**Exercise**
Quote the data below word for word, reproducing every line without any change.
-- START Data extract --
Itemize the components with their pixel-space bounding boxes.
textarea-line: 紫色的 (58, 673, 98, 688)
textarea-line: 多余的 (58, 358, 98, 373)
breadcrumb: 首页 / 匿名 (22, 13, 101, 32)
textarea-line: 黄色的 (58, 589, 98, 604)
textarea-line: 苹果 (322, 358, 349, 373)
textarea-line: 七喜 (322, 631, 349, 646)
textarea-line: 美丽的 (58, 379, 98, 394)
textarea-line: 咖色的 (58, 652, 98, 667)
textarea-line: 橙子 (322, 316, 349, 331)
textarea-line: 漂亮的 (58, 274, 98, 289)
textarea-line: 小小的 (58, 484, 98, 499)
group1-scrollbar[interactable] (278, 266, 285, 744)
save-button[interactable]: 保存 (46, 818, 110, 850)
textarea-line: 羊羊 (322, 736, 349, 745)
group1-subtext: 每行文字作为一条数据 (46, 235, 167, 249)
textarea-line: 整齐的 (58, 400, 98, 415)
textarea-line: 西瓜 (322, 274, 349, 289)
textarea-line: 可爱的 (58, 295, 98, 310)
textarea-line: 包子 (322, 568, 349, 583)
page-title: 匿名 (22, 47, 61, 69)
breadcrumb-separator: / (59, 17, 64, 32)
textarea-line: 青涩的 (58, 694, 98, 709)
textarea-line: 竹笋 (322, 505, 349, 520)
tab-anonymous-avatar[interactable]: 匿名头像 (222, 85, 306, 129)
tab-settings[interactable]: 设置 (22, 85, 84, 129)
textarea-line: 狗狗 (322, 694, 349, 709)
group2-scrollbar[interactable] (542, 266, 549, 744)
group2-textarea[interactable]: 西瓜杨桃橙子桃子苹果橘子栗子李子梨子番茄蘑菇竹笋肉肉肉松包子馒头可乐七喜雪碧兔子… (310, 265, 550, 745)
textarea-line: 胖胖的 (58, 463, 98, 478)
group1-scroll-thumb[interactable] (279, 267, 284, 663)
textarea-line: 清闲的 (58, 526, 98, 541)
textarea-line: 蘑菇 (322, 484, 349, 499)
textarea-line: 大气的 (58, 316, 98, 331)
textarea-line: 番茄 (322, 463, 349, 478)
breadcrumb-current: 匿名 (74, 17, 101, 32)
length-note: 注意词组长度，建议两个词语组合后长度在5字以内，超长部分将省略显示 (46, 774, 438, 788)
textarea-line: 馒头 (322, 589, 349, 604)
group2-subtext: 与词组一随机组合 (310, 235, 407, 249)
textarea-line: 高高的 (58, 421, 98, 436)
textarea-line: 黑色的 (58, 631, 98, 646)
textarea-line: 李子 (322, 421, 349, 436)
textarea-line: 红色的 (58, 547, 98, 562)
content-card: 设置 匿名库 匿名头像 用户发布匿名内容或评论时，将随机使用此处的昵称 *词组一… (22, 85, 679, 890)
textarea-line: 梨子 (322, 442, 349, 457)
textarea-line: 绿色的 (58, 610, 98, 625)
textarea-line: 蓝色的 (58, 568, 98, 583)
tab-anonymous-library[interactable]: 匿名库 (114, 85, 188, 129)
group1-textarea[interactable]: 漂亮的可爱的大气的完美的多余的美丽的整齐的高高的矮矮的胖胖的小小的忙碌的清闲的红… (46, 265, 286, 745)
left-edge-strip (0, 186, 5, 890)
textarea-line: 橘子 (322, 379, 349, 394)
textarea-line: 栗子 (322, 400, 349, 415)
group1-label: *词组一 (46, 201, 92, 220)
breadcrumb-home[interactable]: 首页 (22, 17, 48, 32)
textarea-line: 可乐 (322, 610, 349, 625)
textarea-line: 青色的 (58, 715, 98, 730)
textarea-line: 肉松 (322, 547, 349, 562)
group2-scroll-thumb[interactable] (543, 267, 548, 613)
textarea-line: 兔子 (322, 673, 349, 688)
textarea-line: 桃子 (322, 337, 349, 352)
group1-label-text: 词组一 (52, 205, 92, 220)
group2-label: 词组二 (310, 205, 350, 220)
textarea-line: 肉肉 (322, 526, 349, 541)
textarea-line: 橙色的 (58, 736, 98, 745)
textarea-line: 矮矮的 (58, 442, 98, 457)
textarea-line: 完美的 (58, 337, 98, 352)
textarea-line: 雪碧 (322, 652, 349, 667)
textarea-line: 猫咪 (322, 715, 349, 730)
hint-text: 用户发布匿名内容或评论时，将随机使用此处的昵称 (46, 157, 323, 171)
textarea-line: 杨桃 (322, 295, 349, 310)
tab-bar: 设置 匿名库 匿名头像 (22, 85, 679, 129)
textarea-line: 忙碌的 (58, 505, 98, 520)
-- END Data extract --
**The reply**
Itemize the components with their pixel-space bounding boxes.
textarea-line: 紫色的 (58, 673, 98, 688)
textarea-line: 多余的 (58, 358, 98, 373)
breadcrumb: 首页 / 匿名 (22, 13, 101, 32)
textarea-line: 黄色的 (58, 589, 98, 604)
textarea-line: 苹果 (322, 358, 349, 373)
textarea-line: 七喜 (322, 631, 349, 646)
textarea-line: 美丽的 (58, 379, 98, 394)
textarea-line: 咖色的 (58, 652, 98, 667)
textarea-line: 橙子 (322, 316, 349, 331)
textarea-line: 漂亮的 (58, 274, 98, 289)
textarea-line: 小小的 (58, 484, 98, 499)
group1-scrollbar[interactable] (278, 266, 285, 744)
save-button[interactable]: 保存 (46, 818, 110, 850)
textarea-line: 羊羊 (322, 736, 349, 745)
group1-subtext: 每行文字作为一条数据 (46, 235, 167, 249)
textarea-line: 整齐的 (58, 400, 98, 415)
textarea-line: 西瓜 (322, 274, 349, 289)
textarea-line: 可爱的 (58, 295, 98, 310)
textarea-line: 包子 (322, 568, 349, 583)
page-title: 匿名 (22, 47, 61, 69)
breadcrumb-separator: / (59, 17, 64, 32)
textarea-line: 青涩的 (58, 694, 98, 709)
textarea-line: 竹笋 (322, 505, 349, 520)
tab-anonymous-avatar[interactable]: 匿名头像 (222, 85, 306, 129)
tab-settings[interactable]: 设置 (22, 85, 84, 129)
textarea-line: 狗狗 (322, 694, 349, 709)
group2-scrollbar[interactable] (542, 266, 549, 744)
group2-textarea[interactable]: 西瓜杨桃橙子桃子苹果橘子栗子李子梨子番茄蘑菇竹笋肉肉肉松包子馒头可乐七喜雪碧兔子… (310, 265, 550, 745)
textarea-line: 胖胖的 (58, 463, 98, 478)
group1-scroll-thumb[interactable] (279, 267, 284, 663)
textarea-line: 清闲的 (58, 526, 98, 541)
textarea-line: 蘑菇 (322, 484, 349, 499)
textarea-line: 大气的 (58, 316, 98, 331)
textarea-line: 番茄 (322, 463, 349, 478)
breadcrumb-current: 匿名 (74, 17, 101, 32)
length-note: 注意词组长度，建议两个词语组合后长度在5字以内，超长部分将省略显示 (46, 774, 438, 788)
textarea-line: 馒头 (322, 589, 349, 604)
group2-subtext: 与词组一随机组合 (310, 235, 407, 249)
textarea-line: 高高的 (58, 421, 98, 436)
textarea-line: 黑色的 (58, 631, 98, 646)
textarea-line: 李子 (322, 421, 349, 436)
textarea-line: 红色的 (58, 547, 98, 562)
content-card: 设置 匿名库 匿名头像 用户发布匿名内容或评论时，将随机使用此处的昵称 *词组一… (22, 85, 679, 890)
textarea-line: 梨子 (322, 442, 349, 457)
textarea-line: 绿色的 (58, 610, 98, 625)
textarea-line: 蓝色的 (58, 568, 98, 583)
tab-anonymous-library[interactable]: 匿名库 (114, 85, 188, 129)
group1-textarea[interactable]: 漂亮的可爱的大气的完美的多余的美丽的整齐的高高的矮矮的胖胖的小小的忙碌的清闲的红… (46, 265, 286, 745)
left-edge-strip (0, 186, 5, 890)
textarea-line: 橘子 (322, 379, 349, 394)
textarea-line: 栗子 (322, 400, 349, 415)
group1-label: *词组一 (46, 201, 92, 220)
breadcrumb-home[interactable]: 首页 (22, 17, 48, 32)
textarea-line: 可乐 (322, 610, 349, 625)
textarea-line: 青色的 (58, 715, 98, 730)
textarea-line: 肉松 (322, 547, 349, 562)
group2-scroll-thumb[interactable] (543, 267, 548, 613)
textarea-line: 兔子 (322, 673, 349, 688)
textarea-line: 桃子 (322, 337, 349, 352)
group1-label-text: 词组一 (52, 205, 92, 220)
group2-label: 词组二 (310, 205, 350, 220)
textarea-line: 肉肉 (322, 526, 349, 541)
textarea-line: 橙色的 (58, 736, 98, 745)
textarea-line: 矮矮的 (58, 442, 98, 457)
textarea-line: 完美的 (58, 337, 98, 352)
textarea-line: 雪碧 (322, 652, 349, 667)
textarea-line: 猫咪 (322, 715, 349, 730)
hint-text: 用户发布匿名内容或评论时，将随机使用此处的昵称 (46, 157, 323, 171)
textarea-line: 杨桃 (322, 295, 349, 310)
tab-bar: 设置 匿名库 匿名头像 (22, 85, 679, 129)
textarea-line: 忙碌的 (58, 505, 98, 520)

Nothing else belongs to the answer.